[Start of Available records]

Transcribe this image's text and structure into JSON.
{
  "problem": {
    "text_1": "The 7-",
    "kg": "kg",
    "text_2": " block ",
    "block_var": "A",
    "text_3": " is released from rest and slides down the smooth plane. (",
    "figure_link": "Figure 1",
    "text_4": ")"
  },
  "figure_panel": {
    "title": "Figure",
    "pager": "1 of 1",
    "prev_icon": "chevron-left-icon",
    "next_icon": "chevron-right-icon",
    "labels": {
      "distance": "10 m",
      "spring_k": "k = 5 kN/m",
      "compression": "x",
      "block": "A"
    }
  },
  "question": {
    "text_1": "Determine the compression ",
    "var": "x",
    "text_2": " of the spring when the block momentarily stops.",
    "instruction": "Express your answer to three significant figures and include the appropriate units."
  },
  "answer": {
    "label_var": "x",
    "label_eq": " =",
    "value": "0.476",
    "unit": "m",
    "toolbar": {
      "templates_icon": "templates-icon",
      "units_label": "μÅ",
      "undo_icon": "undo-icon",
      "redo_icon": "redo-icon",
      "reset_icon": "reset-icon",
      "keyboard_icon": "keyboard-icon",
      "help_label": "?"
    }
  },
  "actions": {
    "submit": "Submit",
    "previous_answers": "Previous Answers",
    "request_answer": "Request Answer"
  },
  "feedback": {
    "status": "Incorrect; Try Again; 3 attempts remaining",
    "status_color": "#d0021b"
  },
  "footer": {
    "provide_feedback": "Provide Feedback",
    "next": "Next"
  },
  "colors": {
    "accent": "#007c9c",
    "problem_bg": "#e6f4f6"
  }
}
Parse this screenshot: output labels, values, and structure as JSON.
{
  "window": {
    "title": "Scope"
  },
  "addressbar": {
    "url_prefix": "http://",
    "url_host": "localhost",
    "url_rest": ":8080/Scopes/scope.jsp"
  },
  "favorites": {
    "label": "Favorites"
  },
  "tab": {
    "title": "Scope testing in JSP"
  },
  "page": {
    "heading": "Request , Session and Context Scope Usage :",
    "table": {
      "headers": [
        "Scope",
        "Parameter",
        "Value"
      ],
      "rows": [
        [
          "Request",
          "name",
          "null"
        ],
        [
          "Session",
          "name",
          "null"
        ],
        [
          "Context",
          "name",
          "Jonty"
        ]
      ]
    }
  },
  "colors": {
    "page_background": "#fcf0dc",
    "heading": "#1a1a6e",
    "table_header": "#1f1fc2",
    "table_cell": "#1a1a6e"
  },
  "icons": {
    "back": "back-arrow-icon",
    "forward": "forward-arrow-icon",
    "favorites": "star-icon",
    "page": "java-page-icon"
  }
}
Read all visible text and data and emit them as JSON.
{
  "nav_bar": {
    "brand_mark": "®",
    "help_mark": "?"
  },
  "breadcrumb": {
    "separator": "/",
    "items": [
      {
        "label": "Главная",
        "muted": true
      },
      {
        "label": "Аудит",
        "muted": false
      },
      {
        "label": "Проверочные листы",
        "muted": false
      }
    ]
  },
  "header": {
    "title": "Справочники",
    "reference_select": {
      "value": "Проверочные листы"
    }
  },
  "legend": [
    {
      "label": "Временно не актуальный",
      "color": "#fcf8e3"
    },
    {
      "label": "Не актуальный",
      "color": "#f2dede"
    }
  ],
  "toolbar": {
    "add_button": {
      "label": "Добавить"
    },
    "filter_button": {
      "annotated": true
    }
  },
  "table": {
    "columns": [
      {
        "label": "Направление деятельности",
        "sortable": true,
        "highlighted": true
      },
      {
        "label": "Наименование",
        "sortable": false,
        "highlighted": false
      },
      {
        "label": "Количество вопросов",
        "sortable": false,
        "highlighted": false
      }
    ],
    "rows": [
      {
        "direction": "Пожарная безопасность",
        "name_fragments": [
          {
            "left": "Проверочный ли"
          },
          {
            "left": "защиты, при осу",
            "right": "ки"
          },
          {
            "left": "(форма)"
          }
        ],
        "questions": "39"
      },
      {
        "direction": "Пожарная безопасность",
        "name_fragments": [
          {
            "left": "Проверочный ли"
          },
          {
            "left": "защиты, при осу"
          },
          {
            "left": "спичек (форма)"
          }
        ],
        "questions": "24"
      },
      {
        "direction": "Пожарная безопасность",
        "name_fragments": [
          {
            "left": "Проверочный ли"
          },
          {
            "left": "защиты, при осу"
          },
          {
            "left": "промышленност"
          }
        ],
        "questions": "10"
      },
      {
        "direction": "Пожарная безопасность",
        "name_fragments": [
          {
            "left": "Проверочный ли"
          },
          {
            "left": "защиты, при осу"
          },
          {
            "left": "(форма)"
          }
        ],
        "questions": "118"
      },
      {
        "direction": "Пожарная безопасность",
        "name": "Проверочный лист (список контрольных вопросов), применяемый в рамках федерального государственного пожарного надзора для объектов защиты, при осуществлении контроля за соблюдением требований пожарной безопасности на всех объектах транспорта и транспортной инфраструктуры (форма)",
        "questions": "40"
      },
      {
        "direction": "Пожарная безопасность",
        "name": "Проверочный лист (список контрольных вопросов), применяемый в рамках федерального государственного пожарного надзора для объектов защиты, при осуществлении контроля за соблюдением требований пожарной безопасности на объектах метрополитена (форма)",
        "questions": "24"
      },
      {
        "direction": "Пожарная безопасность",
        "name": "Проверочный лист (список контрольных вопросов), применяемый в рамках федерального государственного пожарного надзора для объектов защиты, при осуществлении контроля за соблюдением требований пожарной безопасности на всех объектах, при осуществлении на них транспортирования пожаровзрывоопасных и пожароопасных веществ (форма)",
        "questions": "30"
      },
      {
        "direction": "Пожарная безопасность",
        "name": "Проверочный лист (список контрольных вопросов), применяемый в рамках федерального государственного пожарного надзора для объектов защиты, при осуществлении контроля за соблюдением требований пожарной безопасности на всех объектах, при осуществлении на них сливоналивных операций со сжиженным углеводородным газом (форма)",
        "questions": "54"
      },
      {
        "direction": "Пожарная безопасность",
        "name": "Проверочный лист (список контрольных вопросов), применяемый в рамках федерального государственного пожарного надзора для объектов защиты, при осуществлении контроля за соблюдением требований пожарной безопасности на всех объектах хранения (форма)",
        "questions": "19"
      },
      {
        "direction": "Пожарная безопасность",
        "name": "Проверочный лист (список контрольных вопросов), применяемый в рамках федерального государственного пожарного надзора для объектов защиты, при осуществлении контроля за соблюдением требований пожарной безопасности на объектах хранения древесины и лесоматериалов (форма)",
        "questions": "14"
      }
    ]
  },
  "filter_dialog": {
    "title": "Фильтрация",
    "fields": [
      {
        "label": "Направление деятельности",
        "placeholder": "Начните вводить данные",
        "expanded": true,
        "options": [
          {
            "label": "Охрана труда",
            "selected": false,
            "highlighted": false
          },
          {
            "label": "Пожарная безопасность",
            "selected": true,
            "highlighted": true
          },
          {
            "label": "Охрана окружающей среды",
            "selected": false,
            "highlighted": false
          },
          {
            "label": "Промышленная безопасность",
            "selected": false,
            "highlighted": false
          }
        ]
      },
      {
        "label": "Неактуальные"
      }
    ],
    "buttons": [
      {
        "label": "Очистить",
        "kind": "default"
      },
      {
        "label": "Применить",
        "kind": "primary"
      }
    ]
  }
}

[End of Available records]

§ **Set exercise**
Print all the data exactly.

§ **The completed task**
Transcribe this image's text and structure into JSON.
{
  "problem": {
    "text_1": "The 7-",
    "kg": "kg",
    "text_2": " block ",
    "block_var": "A",
    "text_3": " is released from rest and slides down the smooth plane. (",
    "figure_link": "Figure 1",
    "text_4": ")"
  },
  "figure_panel": {
    "title": "Figure",
    "pager": "1 of 1",
    "prev_icon": "chevron-left-icon",
    "next_icon": "chevron-right-icon",
    "labels": {
      "distance": "10 m",
      "spring_k": "k = 5 kN/m",
      "compression": "x",
      "block": "A"
    }
  },
  "question": {
    "text_1": "Determine the compression ",
    "var": "x",
    "text_2": " of the spring when the block momentarily stops.",
    "instruction": "Express your answer to three significant figures and include the appropriate units."
  },
  "answer": {
    "label_var": "x",
    "label_eq": " =",
    "value": "0.476",
    "unit": "m",
    "toolbar": {
      "templates_icon": "templates-icon",
      "units_label": "μÅ",
      "undo_icon": "undo-icon",
      "redo_icon": "redo-icon",
      "reset_icon": "reset-icon",
      "keyboard_icon": "keyboard-icon",
      "help_label": "?"
    }
  },
  "actions": {
    "submit": "Submit",
    "previous_answers": "Previous Answers",
    "request_answer": "Request Answer"
  },
  "feedback": {
    "status": "Incorrect; Try Again; 3 attempts remaining",
    "status_color": "#d0021b"
  },
  "footer": {
    "provide_feedback": "Provide Feedback",
    "next": "Next"
  },
  "colors": {
    "accent": "#007c9c",
    "problem_bg": "#e6f4f6"
  }
}
Parse this screenshot: output labels, values, and structure as JSON.
{
  "window": {
    "title": "Scope"
  },
  "addressbar": {
    "url_prefix": "http://",
    "url_host": "localhost",
    "url_rest": ":8080/Scopes/scope.jsp"
  },
  "favorites": {
    "label": "Favorites"
  },
  "tab": {
    "title": "Scope testing in JSP"
  },
  "page": {
    "heading": "Request , Session and Context Scope Usage :",
    "table": {
      "headers": [
        "Scope",
        "Parameter",
        "Value"
      ],
      "rows": [
        [
          "Request",
          "name",
          "null"
        ],
        [
          "Session",
          "name",
          "null"
        ],
        [
          "Context",
          "name",
          "Jonty"
        ]
      ]
    }
  },
  "colors": {
    "page_background": "#fcf0dc",
    "heading": "#1a1a6e",
    "table_header": "#1f1fc2",
    "table_cell": "#1a1a6e"
  },
  "icons": {
    "back": "back-arrow-icon",
    "forward": "forward-arrow-icon",
    "favorites": "star-icon",
    "page": "java-page-icon"
  }
}
Read all visible text and data and emit them as JSON.
{
  "nav_bar": {
    "brand_mark": "®",
    "help_mark": "?"
  },
  "breadcrumb": {
    "separator": "/",
    "items": [
      {
        "label": "Главная",
        "muted": true
      },
      {
        "label": "Аудит",
        "muted": false
      },
      {
        "label": "Проверочные листы",
        "muted": false
      }
    ]
  },
  "header": {
    "title": "Справочники",
    "reference_select": {
      "value": "Проверочные листы"
    }
  },
  "legend": [
    {
      "label": "Временно не актуальный",
      "color": "#fcf8e3"
    },
    {
      "label": "Не актуальный",
      "color": "#f2dede"
    }
  ],
  "toolbar": {
    "add_button": {
      "label": "Добавить"
    },
    "filter_button": {
      "annotated": true
    }
  },
  "table": {
    "columns": [
      {
        "label": "Направление деятельности",
        "sortable": true,
        "highlighted": true
      },
      {
        "label": "Наименование",
        "sortable": false,
        "highlighted": false
      },
      {
        "label": "Количество вопросов",
        "sortable": false,
        "highlighted": false
      }
    ],
    "rows": [
      {
        "direction": "Пожарная безопасность",
        "name_fragments": [
          {
            "left": "Проверочный ли"
          },
          {
            "left": "защиты, при осу",
            "right": "ки"
          },
          {
            "left": "(форма)"
          }
        ],
        "questions": "39"
      },
      {
        "direction": "Пожарная безопасность",
        "name_fragments": [
          {
            "left": "Проверочный ли"
          },
          {
            "left": "защиты, при осу"
          },
          {
            "left": "спичек (форма)"
          }
        ],
        "questions": "24"
      },
      {
        "direction": "Пожарная безопасность",
        "name_fragments": [
          {
            "left": "Проверочный ли"
          },
          {
            "left": "защиты, при осу"
          },
          {
            "left": "промышленност"
          }
        ],
        "questions": "10"
      },
      {
        "direction": "Пожарная безопасность",
        "name_fragments": [
          {
            "left": "Проверочный ли"
          },
          {
            "left": "защиты, при осу"
          },
          {
            "left": "(форма)"
          }
        ],
        "questions": "118"
      },
      {
        "direction": "Пожарная безопасность",
        "name": "Проверочный лист (список контрольных вопросов), применяемый в рамках федерального государственного пожарного надзора для объектов защиты, при осуществлении контроля за соблюдением требований пожарной безопасности на всех объектах транспорта и транспортной инфраструктуры (форма)",
        "questions": "40"
      },
      {
        "direction": "Пожарная безопасность",
        "name": "Проверочный лист (список контрольных вопросов), применяемый в рамках федерального государственного пожарного надзора для объектов защиты, при осуществлении контроля за соблюдением требований пожарной безопасности на объектах метрополитена (форма)",
        "questions": "24"
      },
      {
        "direction": "Пожарная безопасность",
        "name": "Проверочный лист (список контрольных вопросов), применяемый в рамках федерального государственного пожарного надзора для объектов защиты, при осуществлении контроля за соблюдением требований пожарной безопасности на всех объектах, при осуществлении на них транспортирования пожаровзрывоопасных и пожароопасных веществ (форма)",
        "questions": "30"
      },
      {
        "direction": "Пожарная безопасность",
        "name": "Проверочный лист (список контрольных вопросов), применяемый в рамках федерального государственного пожарного надзора для объектов защиты, при осуществлении контроля за соблюдением требований пожарной безопасности на всех объектах, при осуществлении на них сливоналивных операций со сжиженным углеводородным газом (форма)",
        "questions": "54"
      },
      {
        "direction": "Пожарная безопасность",
        "name": "Проверочный лист (список контрольных вопросов), применяемый в рамках федерального государственного пожарного надзора для объектов защиты, при осуществлении контроля за соблюдением требований пожарной безопасности на всех объектах хранения (форма)",
        "questions": "19"
      },
      {
        "direction": "Пожарная безопасность",
        "name": "Проверочный лист (список контрольных вопросов), применяемый в рамках федерального государственного пожарного надзора для объектов защиты, при осуществлении контроля за соблюдением требований пожарной безопасности на объектах хранения древесины и лесоматериалов (форма)",
        "questions": "14"
      }
    ]
  },
  "filter_dialog": {
    "title": "Фильтрация",
    "fields": [
      {
        "label": "Направление деятельности",
        "placeholder": "Начните вводить данные",
        "expanded": true,
        "options": [
          {
            "label": "Охрана труда",
            "selected": false,
            "highlighted": false
          },
          {
            "label": "Пожарная безопасность",
            "selected": true,
            "highlighted": true
          },
          {
            "label": "Охрана окружающей среды",
            "selected": false,
            "highlighted": false
          },
          {
            "label": "Промышленная безопасность",
            "selected": false,
            "highlighted": false
          }
        ]
      },
      {
        "label": "Неактуальные"
      }
    ],
    "buttons": [
      {
        "label": "Очистить",
        "kind": "default"
      },
      {
        "label": "Применить",
        "kind": "primary"
      }
    ]
  }
}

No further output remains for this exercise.